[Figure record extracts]
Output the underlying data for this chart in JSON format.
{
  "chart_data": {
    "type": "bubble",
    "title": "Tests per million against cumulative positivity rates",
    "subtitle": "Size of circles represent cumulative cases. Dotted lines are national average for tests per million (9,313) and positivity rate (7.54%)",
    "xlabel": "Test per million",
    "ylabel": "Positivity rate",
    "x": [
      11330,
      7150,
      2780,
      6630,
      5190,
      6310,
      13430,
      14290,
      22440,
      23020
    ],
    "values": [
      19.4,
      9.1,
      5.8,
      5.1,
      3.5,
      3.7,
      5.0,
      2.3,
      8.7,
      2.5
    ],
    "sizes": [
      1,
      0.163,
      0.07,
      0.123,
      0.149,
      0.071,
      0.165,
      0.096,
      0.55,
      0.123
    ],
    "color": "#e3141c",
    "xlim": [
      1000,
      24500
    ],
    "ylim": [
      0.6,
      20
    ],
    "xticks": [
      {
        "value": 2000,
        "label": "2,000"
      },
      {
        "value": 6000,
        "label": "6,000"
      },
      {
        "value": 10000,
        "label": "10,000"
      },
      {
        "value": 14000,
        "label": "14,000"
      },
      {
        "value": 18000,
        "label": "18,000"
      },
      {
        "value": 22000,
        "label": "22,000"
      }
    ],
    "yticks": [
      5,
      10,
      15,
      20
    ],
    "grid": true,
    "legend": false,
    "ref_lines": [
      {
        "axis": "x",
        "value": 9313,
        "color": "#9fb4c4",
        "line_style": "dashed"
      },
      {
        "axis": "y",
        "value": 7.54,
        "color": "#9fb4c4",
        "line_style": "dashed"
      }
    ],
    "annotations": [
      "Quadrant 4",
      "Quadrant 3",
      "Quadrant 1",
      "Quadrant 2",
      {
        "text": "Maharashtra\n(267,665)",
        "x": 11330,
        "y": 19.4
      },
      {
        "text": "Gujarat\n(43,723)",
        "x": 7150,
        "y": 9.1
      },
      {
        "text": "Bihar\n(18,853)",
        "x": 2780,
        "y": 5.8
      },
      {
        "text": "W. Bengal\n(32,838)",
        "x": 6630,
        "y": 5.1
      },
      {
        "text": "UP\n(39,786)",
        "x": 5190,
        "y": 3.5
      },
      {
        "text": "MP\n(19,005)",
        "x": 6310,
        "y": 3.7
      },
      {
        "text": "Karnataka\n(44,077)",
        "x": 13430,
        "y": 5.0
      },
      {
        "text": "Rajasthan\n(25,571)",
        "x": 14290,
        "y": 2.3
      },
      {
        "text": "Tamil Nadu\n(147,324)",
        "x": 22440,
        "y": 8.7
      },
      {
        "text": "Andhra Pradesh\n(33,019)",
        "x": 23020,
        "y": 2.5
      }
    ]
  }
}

TASK DESCRIPTION:
Write down every line of the data above that includes the string "cumulative".

SOLUTION FOR THIS PROBLEM:
    "title": "Tests per million against cumulative positivity rates",
    "subtitle": "Size of circles represent cumulative cases. Dotted lines are national average for tests per million (9,313) and positivity rate (7.54%)",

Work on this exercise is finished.